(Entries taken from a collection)

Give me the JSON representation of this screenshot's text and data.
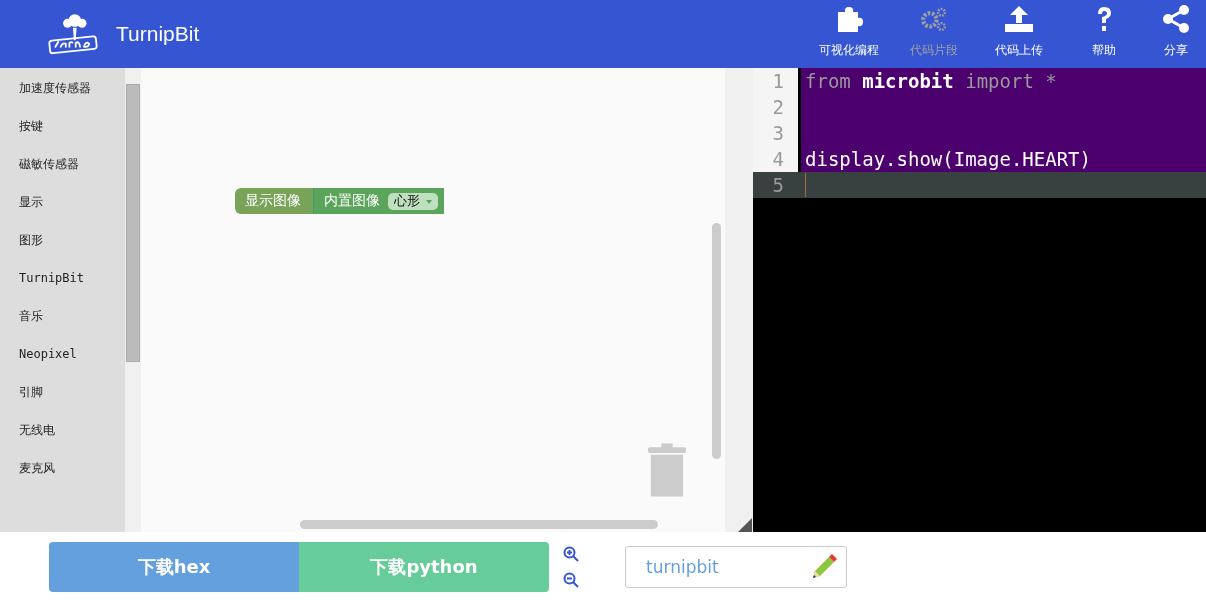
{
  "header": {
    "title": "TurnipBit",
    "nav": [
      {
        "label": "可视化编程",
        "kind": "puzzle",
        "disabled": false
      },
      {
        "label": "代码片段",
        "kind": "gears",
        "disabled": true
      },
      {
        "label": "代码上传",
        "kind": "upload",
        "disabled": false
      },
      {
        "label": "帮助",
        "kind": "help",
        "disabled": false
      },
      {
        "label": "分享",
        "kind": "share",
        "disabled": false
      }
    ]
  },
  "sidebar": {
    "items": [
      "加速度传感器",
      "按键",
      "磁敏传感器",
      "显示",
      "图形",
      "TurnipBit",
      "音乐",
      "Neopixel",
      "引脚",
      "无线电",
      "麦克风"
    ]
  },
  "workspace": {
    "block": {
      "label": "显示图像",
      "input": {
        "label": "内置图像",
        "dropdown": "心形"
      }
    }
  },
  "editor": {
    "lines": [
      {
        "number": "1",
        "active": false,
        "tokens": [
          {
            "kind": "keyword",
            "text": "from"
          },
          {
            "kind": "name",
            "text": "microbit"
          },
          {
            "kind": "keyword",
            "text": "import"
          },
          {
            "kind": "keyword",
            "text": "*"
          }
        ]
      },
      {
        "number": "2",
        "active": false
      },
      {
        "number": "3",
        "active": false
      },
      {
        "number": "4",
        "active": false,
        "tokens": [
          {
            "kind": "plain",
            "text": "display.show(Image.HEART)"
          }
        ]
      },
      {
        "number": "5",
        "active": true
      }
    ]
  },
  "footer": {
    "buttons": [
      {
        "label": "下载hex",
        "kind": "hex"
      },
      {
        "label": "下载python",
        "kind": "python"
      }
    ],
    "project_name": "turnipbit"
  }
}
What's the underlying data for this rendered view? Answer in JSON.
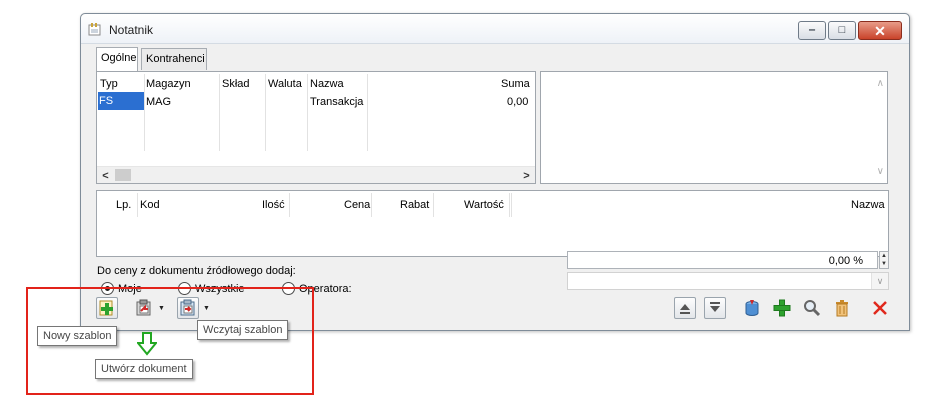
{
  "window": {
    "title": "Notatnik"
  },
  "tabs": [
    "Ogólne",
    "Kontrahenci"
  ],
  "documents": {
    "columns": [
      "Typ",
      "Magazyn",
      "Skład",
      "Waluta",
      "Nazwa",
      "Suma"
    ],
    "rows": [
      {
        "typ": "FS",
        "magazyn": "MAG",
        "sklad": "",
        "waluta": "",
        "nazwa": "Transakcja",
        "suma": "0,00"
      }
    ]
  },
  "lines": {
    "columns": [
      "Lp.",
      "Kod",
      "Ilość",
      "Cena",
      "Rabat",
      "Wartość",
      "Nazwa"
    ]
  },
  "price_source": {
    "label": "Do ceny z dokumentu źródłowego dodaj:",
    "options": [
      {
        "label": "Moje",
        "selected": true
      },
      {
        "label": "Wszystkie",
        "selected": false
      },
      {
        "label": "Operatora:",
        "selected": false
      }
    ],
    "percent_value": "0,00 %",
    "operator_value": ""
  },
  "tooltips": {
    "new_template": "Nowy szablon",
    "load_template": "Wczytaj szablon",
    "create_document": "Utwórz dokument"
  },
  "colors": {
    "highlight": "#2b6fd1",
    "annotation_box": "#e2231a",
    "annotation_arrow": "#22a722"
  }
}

* * *

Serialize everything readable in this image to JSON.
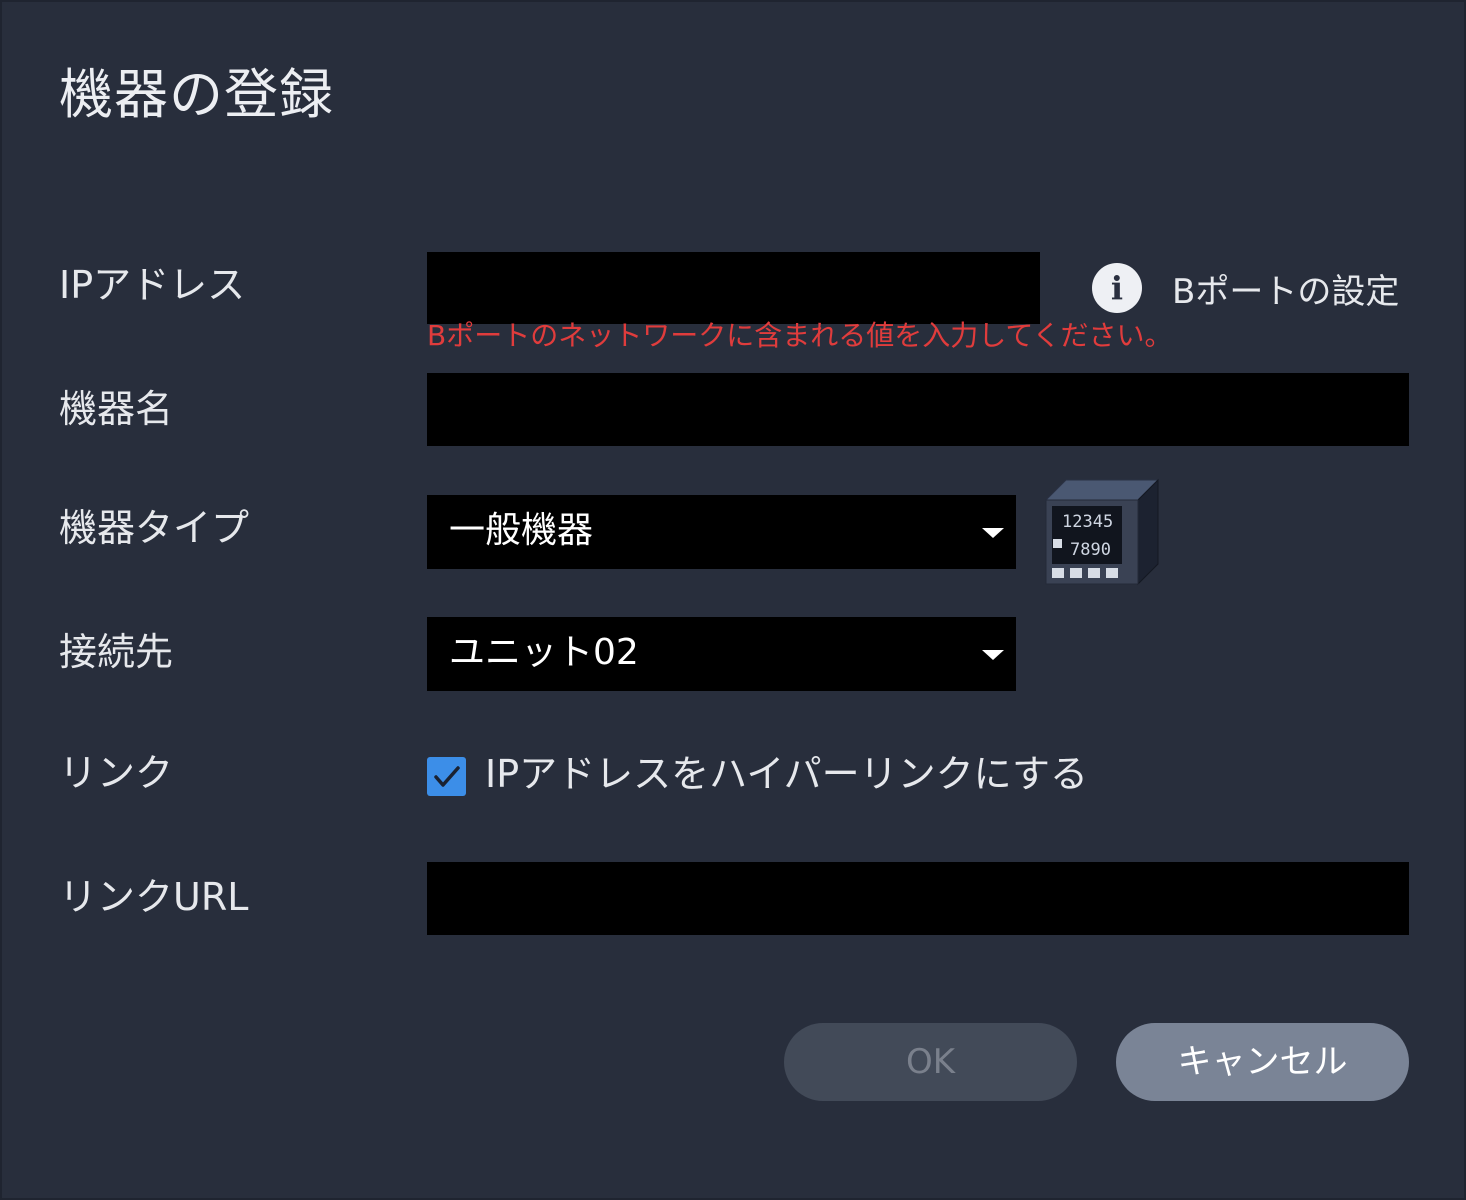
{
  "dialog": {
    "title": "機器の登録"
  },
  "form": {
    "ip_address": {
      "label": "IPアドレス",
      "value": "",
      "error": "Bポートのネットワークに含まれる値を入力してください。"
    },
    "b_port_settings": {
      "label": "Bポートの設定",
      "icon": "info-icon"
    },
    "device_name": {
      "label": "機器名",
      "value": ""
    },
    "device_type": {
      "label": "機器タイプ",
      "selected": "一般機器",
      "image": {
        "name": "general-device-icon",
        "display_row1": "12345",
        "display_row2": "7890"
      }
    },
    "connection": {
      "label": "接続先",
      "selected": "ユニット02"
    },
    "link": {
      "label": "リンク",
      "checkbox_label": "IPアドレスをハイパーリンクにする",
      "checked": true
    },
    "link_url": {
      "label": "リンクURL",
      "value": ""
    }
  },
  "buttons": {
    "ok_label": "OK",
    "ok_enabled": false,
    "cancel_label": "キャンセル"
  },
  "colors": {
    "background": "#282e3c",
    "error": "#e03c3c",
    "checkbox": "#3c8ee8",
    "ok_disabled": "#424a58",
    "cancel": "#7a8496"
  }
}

* Task directions: Check each line of the entries above for the word "true". List the ones that have it.

* Written solution:
        "disabled": true
        "active": true
        "selected": true
      "checked": true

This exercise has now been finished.